* Task requirements:
The records that follow need to be output exactly as they are.

==========

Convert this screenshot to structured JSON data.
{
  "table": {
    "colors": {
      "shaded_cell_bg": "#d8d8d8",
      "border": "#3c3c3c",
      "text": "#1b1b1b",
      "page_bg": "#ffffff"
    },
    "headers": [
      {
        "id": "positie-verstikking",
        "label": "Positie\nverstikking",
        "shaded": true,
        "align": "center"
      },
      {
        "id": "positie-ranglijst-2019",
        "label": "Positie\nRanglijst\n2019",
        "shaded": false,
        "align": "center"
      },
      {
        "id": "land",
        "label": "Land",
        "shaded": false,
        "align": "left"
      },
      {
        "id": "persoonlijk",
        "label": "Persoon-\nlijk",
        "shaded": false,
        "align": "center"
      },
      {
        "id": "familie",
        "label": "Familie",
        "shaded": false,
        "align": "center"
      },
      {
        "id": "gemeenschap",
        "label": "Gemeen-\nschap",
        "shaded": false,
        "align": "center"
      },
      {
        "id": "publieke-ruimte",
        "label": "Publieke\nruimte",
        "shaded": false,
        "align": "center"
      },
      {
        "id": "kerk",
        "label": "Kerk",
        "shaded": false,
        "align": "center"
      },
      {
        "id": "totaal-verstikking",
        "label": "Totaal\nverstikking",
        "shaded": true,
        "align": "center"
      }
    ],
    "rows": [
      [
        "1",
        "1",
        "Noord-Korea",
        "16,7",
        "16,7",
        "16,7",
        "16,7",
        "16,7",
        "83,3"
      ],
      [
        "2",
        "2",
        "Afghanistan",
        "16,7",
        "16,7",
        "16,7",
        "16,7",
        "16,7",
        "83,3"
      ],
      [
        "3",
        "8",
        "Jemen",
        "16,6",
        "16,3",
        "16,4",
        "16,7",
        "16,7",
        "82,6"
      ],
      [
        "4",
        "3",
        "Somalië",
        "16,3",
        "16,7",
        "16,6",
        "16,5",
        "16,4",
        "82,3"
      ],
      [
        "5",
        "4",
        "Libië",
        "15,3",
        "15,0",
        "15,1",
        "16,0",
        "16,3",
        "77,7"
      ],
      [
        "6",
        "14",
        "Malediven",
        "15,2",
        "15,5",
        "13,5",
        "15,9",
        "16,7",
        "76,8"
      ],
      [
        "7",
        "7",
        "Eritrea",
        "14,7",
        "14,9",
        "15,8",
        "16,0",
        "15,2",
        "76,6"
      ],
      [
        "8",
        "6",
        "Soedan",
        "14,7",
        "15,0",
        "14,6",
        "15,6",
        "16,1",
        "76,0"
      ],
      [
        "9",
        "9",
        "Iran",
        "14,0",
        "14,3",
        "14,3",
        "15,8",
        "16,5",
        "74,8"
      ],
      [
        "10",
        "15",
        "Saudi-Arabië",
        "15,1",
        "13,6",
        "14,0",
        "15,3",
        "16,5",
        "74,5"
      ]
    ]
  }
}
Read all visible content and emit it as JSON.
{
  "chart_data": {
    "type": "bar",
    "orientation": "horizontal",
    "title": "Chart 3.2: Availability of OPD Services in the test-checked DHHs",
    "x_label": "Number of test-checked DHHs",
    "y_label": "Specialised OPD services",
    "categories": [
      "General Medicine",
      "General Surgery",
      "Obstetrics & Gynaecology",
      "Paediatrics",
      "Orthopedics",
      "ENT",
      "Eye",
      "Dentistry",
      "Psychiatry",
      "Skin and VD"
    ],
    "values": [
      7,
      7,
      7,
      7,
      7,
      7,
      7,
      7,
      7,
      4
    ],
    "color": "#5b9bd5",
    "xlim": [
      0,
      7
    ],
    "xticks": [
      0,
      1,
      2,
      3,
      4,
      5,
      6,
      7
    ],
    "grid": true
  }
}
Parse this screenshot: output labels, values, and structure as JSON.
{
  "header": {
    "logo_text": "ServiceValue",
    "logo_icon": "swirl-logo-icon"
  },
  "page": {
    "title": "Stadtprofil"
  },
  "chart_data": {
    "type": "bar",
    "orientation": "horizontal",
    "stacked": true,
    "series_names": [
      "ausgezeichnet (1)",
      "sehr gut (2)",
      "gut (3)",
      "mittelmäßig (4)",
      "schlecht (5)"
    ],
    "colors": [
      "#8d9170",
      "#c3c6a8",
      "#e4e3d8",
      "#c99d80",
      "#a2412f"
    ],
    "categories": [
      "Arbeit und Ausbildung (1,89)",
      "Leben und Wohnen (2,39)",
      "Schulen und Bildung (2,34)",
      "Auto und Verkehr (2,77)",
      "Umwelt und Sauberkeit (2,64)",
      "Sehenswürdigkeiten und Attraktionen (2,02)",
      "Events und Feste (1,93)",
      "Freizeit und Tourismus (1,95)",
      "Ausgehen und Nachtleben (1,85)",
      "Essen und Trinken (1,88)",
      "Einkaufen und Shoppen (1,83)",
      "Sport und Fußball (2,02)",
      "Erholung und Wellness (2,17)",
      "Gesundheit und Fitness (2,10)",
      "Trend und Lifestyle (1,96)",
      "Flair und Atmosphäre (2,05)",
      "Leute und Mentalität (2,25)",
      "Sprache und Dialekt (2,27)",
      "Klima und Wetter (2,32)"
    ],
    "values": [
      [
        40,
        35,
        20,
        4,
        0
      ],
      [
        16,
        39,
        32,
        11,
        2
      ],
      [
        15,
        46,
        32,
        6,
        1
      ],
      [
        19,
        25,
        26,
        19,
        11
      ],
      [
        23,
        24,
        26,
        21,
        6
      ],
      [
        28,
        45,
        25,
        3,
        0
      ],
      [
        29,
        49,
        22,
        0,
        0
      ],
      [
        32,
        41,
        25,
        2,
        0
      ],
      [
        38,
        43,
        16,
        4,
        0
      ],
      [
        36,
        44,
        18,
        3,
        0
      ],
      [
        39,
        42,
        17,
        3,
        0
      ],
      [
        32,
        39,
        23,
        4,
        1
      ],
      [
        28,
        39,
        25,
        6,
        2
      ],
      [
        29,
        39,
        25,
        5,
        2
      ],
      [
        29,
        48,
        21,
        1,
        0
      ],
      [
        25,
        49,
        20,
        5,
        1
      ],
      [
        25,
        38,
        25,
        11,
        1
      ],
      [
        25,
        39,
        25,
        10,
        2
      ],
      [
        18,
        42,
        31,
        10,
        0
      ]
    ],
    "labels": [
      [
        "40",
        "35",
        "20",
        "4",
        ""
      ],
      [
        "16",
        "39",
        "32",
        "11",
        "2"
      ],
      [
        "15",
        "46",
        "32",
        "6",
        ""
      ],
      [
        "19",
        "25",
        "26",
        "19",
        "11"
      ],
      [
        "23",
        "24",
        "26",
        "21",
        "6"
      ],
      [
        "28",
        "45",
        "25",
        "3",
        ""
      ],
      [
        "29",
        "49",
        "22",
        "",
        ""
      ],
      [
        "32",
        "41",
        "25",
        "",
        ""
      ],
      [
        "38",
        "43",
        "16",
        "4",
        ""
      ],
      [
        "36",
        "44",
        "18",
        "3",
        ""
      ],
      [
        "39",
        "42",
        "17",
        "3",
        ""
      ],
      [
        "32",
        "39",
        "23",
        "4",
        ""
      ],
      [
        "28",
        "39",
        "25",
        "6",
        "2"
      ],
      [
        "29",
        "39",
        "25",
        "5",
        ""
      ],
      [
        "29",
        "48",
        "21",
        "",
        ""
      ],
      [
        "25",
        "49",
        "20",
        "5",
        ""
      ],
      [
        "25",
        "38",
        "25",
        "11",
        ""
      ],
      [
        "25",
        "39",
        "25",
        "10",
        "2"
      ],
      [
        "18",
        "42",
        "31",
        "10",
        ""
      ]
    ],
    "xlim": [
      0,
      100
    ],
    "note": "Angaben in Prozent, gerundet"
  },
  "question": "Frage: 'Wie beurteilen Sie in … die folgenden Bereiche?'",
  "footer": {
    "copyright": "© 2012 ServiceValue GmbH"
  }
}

==========

* Task answer:
Convert this screenshot to structured JSON data.
{
  "table": {
    "colors": {
      "shaded_cell_bg": "#d8d8d8",
      "border": "#3c3c3c",
      "text": "#1b1b1b",
      "page_bg": "#ffffff"
    },
    "headers": [
      {
        "id": "positie-verstikking",
        "label": "Positie\nverstikking",
        "shaded": true,
        "align": "center"
      },
      {
        "id": "positie-ranglijst-2019",
        "label": "Positie\nRanglijst\n2019",
        "shaded": false,
        "align": "center"
      },
      {
        "id": "land",
        "label": "Land",
        "shaded": false,
        "align": "left"
      },
      {
        "id": "persoonlijk",
        "label": "Persoon-\nlijk",
        "shaded": false,
        "align": "center"
      },
      {
        "id": "familie",
        "label": "Familie",
        "shaded": false,
        "align": "center"
      },
      {
        "id": "gemeenschap",
        "label": "Gemeen-\nschap",
        "shaded": false,
        "align": "center"
      },
      {
        "id": "publieke-ruimte",
        "label": "Publieke\nruimte",
        "shaded": false,
        "align": "center"
      },
      {
        "id": "kerk",
        "label": "Kerk",
        "shaded": false,
        "align": "center"
      },
      {
        "id": "totaal-verstikking",
        "label": "Totaal\nverstikking",
        "shaded": true,
        "align": "center"
      }
    ],
    "rows": [
      [
        "1",
        "1",
        "Noord-Korea",
        "16,7",
        "16,7",
        "16,7",
        "16,7",
        "16,7",
        "83,3"
      ],
      [
        "2",
        "2",
        "Afghanistan",
        "16,7",
        "16,7",
        "16,7",
        "16,7",
        "16,7",
        "83,3"
      ],
      [
        "3",
        "8",
        "Jemen",
        "16,6",
        "16,3",
        "16,4",
        "16,7",
        "16,7",
        "82,6"
      ],
      [
        "4",
        "3",
        "Somalië",
        "16,3",
        "16,7",
        "16,6",
        "16,5",
        "16,4",
        "82,3"
      ],
      [
        "5",
        "4",
        "Libië",
        "15,3",
        "15,0",
        "15,1",
        "16,0",
        "16,3",
        "77,7"
      ],
      [
        "6",
        "14",
        "Malediven",
        "15,2",
        "15,5",
        "13,5",
        "15,9",
        "16,7",
        "76,8"
      ],
      [
        "7",
        "7",
        "Eritrea",
        "14,7",
        "14,9",
        "15,8",
        "16,0",
        "15,2",
        "76,6"
      ],
      [
        "8",
        "6",
        "Soedan",
        "14,7",
        "15,0",
        "14,6",
        "15,6",
        "16,1",
        "76,0"
      ],
      [
        "9",
        "9",
        "Iran",
        "14,0",
        "14,3",
        "14,3",
        "15,8",
        "16,5",
        "74,8"
      ],
      [
        "10",
        "15",
        "Saudi-Arabië",
        "15,1",
        "13,6",
        "14,0",
        "15,3",
        "16,5",
        "74,5"
      ]
    ]
  }
}
Read all visible content and emit it as JSON.
{
  "chart_data": {
    "type": "bar",
    "orientation": "horizontal",
    "title": "Chart 3.2: Availability of OPD Services in the test-checked DHHs",
    "x_label": "Number of test-checked DHHs",
    "y_label": "Specialised OPD services",
    "categories": [
      "General Medicine",
      "General Surgery",
      "Obstetrics & Gynaecology",
      "Paediatrics",
      "Orthopedics",
      "ENT",
      "Eye",
      "Dentistry",
      "Psychiatry",
      "Skin and VD"
    ],
    "values": [
      7,
      7,
      7,
      7,
      7,
      7,
      7,
      7,
      7,
      4
    ],
    "color": "#5b9bd5",
    "xlim": [
      0,
      7
    ],
    "xticks": [
      0,
      1,
      2,
      3,
      4,
      5,
      6,
      7
    ],
    "grid": true
  }
}
Parse this screenshot: output labels, values, and structure as JSON.
{
  "header": {
    "logo_text": "ServiceValue",
    "logo_icon": "swirl-logo-icon"
  },
  "page": {
    "title": "Stadtprofil"
  },
  "chart_data": {
    "type": "bar",
    "orientation": "horizontal",
    "stacked": true,
    "series_names": [
      "ausgezeichnet (1)",
      "sehr gut (2)",
      "gut (3)",
      "mittelmäßig (4)",
      "schlecht (5)"
    ],
    "colors": [
      "#8d9170",
      "#c3c6a8",
      "#e4e3d8",
      "#c99d80",
      "#a2412f"
    ],
    "categories": [
      "Arbeit und Ausbildung (1,89)",
      "Leben und Wohnen (2,39)",
      "Schulen und Bildung (2,34)",
      "Auto und Verkehr (2,77)",
      "Umwelt und Sauberkeit (2,64)",
      "Sehenswürdigkeiten und Attraktionen (2,02)",
      "Events und Feste (1,93)",
      "Freizeit und Tourismus (1,95)",
      "Ausgehen und Nachtleben (1,85)",
      "Essen und Trinken (1,88)",
      "Einkaufen und Shoppen (1,83)",
      "Sport und Fußball (2,02)",
      "Erholung und Wellness (2,17)",
      "Gesundheit und Fitness (2,10)",
      "Trend und Lifestyle (1,96)",
      "Flair und Atmosphäre (2,05)",
      "Leute und Mentalität (2,25)",
      "Sprache und Dialekt (2,27)",
      "Klima und Wetter (2,32)"
    ],
    "values": [
      [
        40,
        35,
        20,
        4,
        0
      ],
      [
        16,
        39,
        32,
        11,
        2
      ],
      [
        15,
        46,
        32,
        6,
        1
      ],
      [
        19,
        25,
        26,
        19,
        11
      ],
      [
        23,
        24,
        26,
        21,
        6
      ],
      [
        28,
        45,
        25,
        3,
        0
      ],
      [
        29,
        49,
        22,
        0,
        0
      ],
      [
        32,
        41,
        25,
        2,
        0
      ],
      [
        38,
        43,
        16,
        4,
        0
      ],
      [
        36,
        44,
        18,
        3,
        0
      ],
      [
        39,
        42,
        17,
        3,
        0
      ],
      [
        32,
        39,
        23,
        4,
        1
      ],
      [
        28,
        39,
        25,
        6,
        2
      ],
      [
        29,
        39,
        25,
        5,
        2
      ],
      [
        29,
        48,
        21,
        1,
        0
      ],
      [
        25,
        49,
        20,
        5,
        1
      ],
      [
        25,
        38,
        25,
        11,
        1
      ],
      [
        25,
        39,
        25,
        10,
        2
      ],
      [
        18,
        42,
        31,
        10,
        0
      ]
    ],
    "labels": [
      [
        "40",
        "35",
        "20",
        "4",
        ""
      ],
      [
        "16",
        "39",
        "32",
        "11",
        "2"
      ],
      [
        "15",
        "46",
        "32",
        "6",
        ""
      ],
      [
        "19",
        "25",
        "26",
        "19",
        "11"
      ],
      [
        "23",
        "24",
        "26",
        "21",
        "6"
      ],
      [
        "28",
        "45",
        "25",
        "3",
        ""
      ],
      [
        "29",
        "49",
        "22",
        "",
        ""
      ],
      [
        "32",
        "41",
        "25",
        "",
        ""
      ],
      [
        "38",
        "43",
        "16",
        "4",
        ""
      ],
      [
        "36",
        "44",
        "18",
        "3",
        ""
      ],
      [
        "39",
        "42",
        "17",
        "3",
        ""
      ],
      [
        "32",
        "39",
        "23",
        "4",
        ""
      ],
      [
        "28",
        "39",
        "25",
        "6",
        "2"
      ],
      [
        "29",
        "39",
        "25",
        "5",
        ""
      ],
      [
        "29",
        "48",
        "21",
        "",
        ""
      ],
      [
        "25",
        "49",
        "20",
        "5",
        ""
      ],
      [
        "25",
        "38",
        "25",
        "11",
        ""
      ],
      [
        "25",
        "39",
        "25",
        "10",
        "2"
      ],
      [
        "18",
        "42",
        "31",
        "10",
        ""
      ]
    ],
    "xlim": [
      0,
      100
    ],
    "note": "Angaben in Prozent, gerundet"
  },
  "question": "Frage: 'Wie beurteilen Sie in … die folgenden Bereiche?'",
  "footer": {
    "copyright": "© 2012 ServiceValue GmbH"
  }
}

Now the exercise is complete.